* Instructions for the task
Return every record exactly as written.
>>>>>
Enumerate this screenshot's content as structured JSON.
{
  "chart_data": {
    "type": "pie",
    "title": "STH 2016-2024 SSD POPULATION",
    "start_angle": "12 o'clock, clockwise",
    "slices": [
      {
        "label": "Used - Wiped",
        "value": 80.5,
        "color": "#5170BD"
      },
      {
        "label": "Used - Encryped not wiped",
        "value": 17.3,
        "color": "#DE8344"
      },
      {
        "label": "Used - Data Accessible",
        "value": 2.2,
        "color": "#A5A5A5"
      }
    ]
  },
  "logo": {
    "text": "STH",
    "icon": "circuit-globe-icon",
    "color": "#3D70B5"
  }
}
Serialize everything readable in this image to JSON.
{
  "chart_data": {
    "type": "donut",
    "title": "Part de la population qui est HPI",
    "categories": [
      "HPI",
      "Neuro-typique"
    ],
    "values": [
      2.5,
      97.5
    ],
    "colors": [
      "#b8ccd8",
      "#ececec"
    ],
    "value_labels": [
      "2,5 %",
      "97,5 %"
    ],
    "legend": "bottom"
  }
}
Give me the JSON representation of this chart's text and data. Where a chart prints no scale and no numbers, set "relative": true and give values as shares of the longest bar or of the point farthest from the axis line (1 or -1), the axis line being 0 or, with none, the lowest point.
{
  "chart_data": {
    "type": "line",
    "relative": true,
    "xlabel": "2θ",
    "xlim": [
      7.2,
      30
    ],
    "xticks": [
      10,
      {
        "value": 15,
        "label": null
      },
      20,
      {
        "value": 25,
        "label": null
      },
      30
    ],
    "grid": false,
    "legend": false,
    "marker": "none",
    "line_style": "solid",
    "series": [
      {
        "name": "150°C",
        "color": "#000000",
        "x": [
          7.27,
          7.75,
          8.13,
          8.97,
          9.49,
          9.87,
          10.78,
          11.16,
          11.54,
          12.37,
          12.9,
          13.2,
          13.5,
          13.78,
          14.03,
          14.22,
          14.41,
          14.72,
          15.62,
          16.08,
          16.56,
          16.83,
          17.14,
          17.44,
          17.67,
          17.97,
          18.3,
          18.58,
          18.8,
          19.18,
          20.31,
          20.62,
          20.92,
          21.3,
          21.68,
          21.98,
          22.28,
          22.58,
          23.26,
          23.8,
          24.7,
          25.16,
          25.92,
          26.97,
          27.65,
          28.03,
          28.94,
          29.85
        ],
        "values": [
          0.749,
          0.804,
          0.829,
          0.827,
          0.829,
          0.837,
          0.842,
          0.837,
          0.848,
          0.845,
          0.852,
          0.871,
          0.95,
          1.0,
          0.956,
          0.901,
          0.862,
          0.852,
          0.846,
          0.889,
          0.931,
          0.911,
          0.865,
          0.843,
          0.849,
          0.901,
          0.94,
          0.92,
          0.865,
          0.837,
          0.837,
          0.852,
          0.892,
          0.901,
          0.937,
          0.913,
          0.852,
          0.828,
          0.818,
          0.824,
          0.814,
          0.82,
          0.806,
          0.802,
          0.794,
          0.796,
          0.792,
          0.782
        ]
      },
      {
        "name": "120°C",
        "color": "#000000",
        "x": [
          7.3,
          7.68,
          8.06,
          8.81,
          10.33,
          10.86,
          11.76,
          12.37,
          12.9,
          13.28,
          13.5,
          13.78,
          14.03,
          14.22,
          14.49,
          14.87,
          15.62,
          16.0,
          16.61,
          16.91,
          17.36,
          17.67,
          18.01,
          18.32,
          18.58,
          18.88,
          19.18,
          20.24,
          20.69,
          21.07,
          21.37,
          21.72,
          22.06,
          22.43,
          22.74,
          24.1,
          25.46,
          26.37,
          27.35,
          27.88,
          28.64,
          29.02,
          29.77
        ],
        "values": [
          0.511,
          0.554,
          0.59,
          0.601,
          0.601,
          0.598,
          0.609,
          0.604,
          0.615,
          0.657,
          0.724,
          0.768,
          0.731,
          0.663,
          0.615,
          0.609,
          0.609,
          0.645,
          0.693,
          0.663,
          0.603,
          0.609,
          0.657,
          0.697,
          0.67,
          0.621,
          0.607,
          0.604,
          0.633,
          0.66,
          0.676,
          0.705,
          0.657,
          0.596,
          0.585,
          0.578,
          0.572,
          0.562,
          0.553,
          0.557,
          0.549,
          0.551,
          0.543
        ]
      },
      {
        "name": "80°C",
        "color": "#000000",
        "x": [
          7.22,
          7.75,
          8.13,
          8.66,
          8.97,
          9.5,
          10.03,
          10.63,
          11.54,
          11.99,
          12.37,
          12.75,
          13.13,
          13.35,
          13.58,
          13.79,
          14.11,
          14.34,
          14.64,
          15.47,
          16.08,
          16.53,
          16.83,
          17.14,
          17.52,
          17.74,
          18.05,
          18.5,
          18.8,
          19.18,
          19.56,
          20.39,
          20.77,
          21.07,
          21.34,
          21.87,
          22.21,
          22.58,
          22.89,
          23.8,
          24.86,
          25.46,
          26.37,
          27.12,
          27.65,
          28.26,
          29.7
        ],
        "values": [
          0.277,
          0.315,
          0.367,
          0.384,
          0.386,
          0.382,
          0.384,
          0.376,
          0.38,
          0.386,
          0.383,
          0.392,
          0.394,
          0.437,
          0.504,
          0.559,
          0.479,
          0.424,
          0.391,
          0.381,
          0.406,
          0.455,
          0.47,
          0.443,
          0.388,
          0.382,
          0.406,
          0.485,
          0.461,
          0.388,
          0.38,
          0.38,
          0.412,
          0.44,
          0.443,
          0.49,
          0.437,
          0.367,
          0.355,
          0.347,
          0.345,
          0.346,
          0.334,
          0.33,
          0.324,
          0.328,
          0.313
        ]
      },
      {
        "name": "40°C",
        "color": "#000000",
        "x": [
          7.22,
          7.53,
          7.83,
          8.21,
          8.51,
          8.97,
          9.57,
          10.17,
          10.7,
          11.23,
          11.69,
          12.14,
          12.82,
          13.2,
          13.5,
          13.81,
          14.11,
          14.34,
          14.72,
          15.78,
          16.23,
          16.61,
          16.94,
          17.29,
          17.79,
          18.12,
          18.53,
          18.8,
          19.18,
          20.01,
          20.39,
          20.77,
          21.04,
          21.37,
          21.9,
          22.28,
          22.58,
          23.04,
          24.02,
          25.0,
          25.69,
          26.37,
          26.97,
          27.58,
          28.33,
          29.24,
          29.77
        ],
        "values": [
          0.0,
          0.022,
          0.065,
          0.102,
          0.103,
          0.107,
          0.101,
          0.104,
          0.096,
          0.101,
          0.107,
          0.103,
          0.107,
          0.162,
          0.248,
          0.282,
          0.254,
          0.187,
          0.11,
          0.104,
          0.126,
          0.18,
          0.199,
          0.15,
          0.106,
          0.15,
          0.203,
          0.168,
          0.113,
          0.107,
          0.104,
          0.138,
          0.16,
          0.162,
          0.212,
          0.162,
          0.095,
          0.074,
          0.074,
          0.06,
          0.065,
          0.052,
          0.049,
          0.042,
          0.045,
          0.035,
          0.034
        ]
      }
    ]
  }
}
<<<<<
* Finished task
Enumerate this screenshot's content as structured JSON.
{
  "chart_data": {
    "type": "pie",
    "title": "STH 2016-2024 SSD POPULATION",
    "start_angle": "12 o'clock, clockwise",
    "slices": [
      {
        "label": "Used - Wiped",
        "value": 80.5,
        "color": "#5170BD"
      },
      {
        "label": "Used - Encryped not wiped",
        "value": 17.3,
        "color": "#DE8344"
      },
      {
        "label": "Used - Data Accessible",
        "value": 2.2,
        "color": "#A5A5A5"
      }
    ]
  },
  "logo": {
    "text": "STH",
    "icon": "circuit-globe-icon",
    "color": "#3D70B5"
  }
}
Serialize everything readable in this image to JSON.
{
  "chart_data": {
    "type": "donut",
    "title": "Part de la population qui est HPI",
    "categories": [
      "HPI",
      "Neuro-typique"
    ],
    "values": [
      2.5,
      97.5
    ],
    "colors": [
      "#b8ccd8",
      "#ececec"
    ],
    "value_labels": [
      "2,5 %",
      "97,5 %"
    ],
    "legend": "bottom"
  }
}
Give me the JSON representation of this chart's text and data. Where a chart prints no scale and no numbers, set "relative": true and give values as shares of the longest bar or of the point farthest from the axis line (1 or -1), the axis line being 0 or, with none, the lowest point.
{
  "chart_data": {
    "type": "line",
    "relative": true,
    "xlabel": "2θ",
    "xlim": [
      7.2,
      30
    ],
    "xticks": [
      10,
      {
        "value": 15,
        "label": null
      },
      20,
      {
        "value": 25,
        "label": null
      },
      30
    ],
    "grid": false,
    "legend": false,
    "marker": "none",
    "line_style": "solid",
    "series": [
      {
        "name": "150°C",
        "color": "#000000",
        "x": [
          7.27,
          7.75,
          8.13,
          8.97,
          9.49,
          9.87,
          10.78,
          11.16,
          11.54,
          12.37,
          12.9,
          13.2,
          13.5,
          13.78,
          14.03,
          14.22,
          14.41,
          14.72,
          15.62,
          16.08,
          16.56,
          16.83,
          17.14,
          17.44,
          17.67,
          17.97,
          18.3,
          18.58,
          18.8,
          19.18,
          20.31,
          20.62,
          20.92,
          21.3,
          21.68,
          21.98,
          22.28,
          22.58,
          23.26,
          23.8,
          24.7,
          25.16,
          25.92,
          26.97,
          27.65,
          28.03,
          28.94,
          29.85
        ],
        "values": [
          0.749,
          0.804,
          0.829,
          0.827,
          0.829,
          0.837,
          0.842,
          0.837,
          0.848,
          0.845,
          0.852,
          0.871,
          0.95,
          1.0,
          0.956,
          0.901,
          0.862,
          0.852,
          0.846,
          0.889,
          0.931,
          0.911,
          0.865,
          0.843,
          0.849,
          0.901,
          0.94,
          0.92,
          0.865,
          0.837,
          0.837,
          0.852,
          0.892,
          0.901,
          0.937,
          0.913,
          0.852,
          0.828,
          0.818,
          0.824,
          0.814,
          0.82,
          0.806,
          0.802,
          0.794,
          0.796,
          0.792,
          0.782
        ]
      },
      {
        "name": "120°C",
        "color": "#000000",
        "x": [
          7.3,
          7.68,
          8.06,
          8.81,
          10.33,
          10.86,
          11.76,
          12.37,
          12.9,
          13.28,
          13.5,
          13.78,
          14.03,
          14.22,
          14.49,
          14.87,
          15.62,
          16.0,
          16.61,
          16.91,
          17.36,
          17.67,
          18.01,
          18.32,
          18.58,
          18.88,
          19.18,
          20.24,
          20.69,
          21.07,
          21.37,
          21.72,
          22.06,
          22.43,
          22.74,
          24.1,
          25.46,
          26.37,
          27.35,
          27.88,
          28.64,
          29.02,
          29.77
        ],
        "values": [
          0.511,
          0.554,
          0.59,
          0.601,
          0.601,
          0.598,
          0.609,
          0.604,
          0.615,
          0.657,
          0.724,
          0.768,
          0.731,
          0.663,
          0.615,
          0.609,
          0.609,
          0.645,
          0.693,
          0.663,
          0.603,
          0.609,
          0.657,
          0.697,
          0.67,
          0.621,
          0.607,
          0.604,
          0.633,
          0.66,
          0.676,
          0.705,
          0.657,
          0.596,
          0.585,
          0.578,
          0.572,
          0.562,
          0.553,
          0.557,
          0.549,
          0.551,
          0.543
        ]
      },
      {
        "name": "80°C",
        "color": "#000000",
        "x": [
          7.22,
          7.75,
          8.13,
          8.66,
          8.97,
          9.5,
          10.03,
          10.63,
          11.54,
          11.99,
          12.37,
          12.75,
          13.13,
          13.35,
          13.58,
          13.79,
          14.11,
          14.34,
          14.64,
          15.47,
          16.08,
          16.53,
          16.83,
          17.14,
          17.52,
          17.74,
          18.05,
          18.5,
          18.8,
          19.18,
          19.56,
          20.39,
          20.77,
          21.07,
          21.34,
          21.87,
          22.21,
          22.58,
          22.89,
          23.8,
          24.86,
          25.46,
          26.37,
          27.12,
          27.65,
          28.26,
          29.7
        ],
        "values": [
          0.277,
          0.315,
          0.367,
          0.384,
          0.386,
          0.382,
          0.384,
          0.376,
          0.38,
          0.386,
          0.383,
          0.392,
          0.394,
          0.437,
          0.504,
          0.559,
          0.479,
          0.424,
          0.391,
          0.381,
          0.406,
          0.455,
          0.47,
          0.443,
          0.388,
          0.382,
          0.406,
          0.485,
          0.461,
          0.388,
          0.38,
          0.38,
          0.412,
          0.44,
          0.443,
          0.49,
          0.437,
          0.367,
          0.355,
          0.347,
          0.345,
          0.346,
          0.334,
          0.33,
          0.324,
          0.328,
          0.313
        ]
      },
      {
        "name": "40°C",
        "color": "#000000",
        "x": [
          7.22,
          7.53,
          7.83,
          8.21,
          8.51,
          8.97,
          9.57,
          10.17,
          10.7,
          11.23,
          11.69,
          12.14,
          12.82,
          13.2,
          13.5,
          13.81,
          14.11,
          14.34,
          14.72,
          15.78,
          16.23,
          16.61,
          16.94,
          17.29,
          17.79,
          18.12,
          18.53,
          18.8,
          19.18,
          20.01,
          20.39,
          20.77,
          21.04,
          21.37,
          21.9,
          22.28,
          22.58,
          23.04,
          24.02,
          25.0,
          25.69,
          26.37,
          26.97,
          27.58,
          28.33,
          29.24,
          29.77
        ],
        "values": [
          0.0,
          0.022,
          0.065,
          0.102,
          0.103,
          0.107,
          0.101,
          0.104,
          0.096,
          0.101,
          0.107,
          0.103,
          0.107,
          0.162,
          0.248,
          0.282,
          0.254,
          0.187,
          0.11,
          0.104,
          0.126,
          0.18,
          0.199,
          0.15,
          0.106,
          0.15,
          0.203,
          0.168,
          0.113,
          0.107,
          0.104,
          0.138,
          0.16,
          0.162,
          0.212,
          0.162,
          0.095,
          0.074,
          0.074,
          0.06,
          0.065,
          0.052,
          0.049,
          0.042,
          0.045,
          0.035,
          0.034
        ]
      }
    ]
  }
}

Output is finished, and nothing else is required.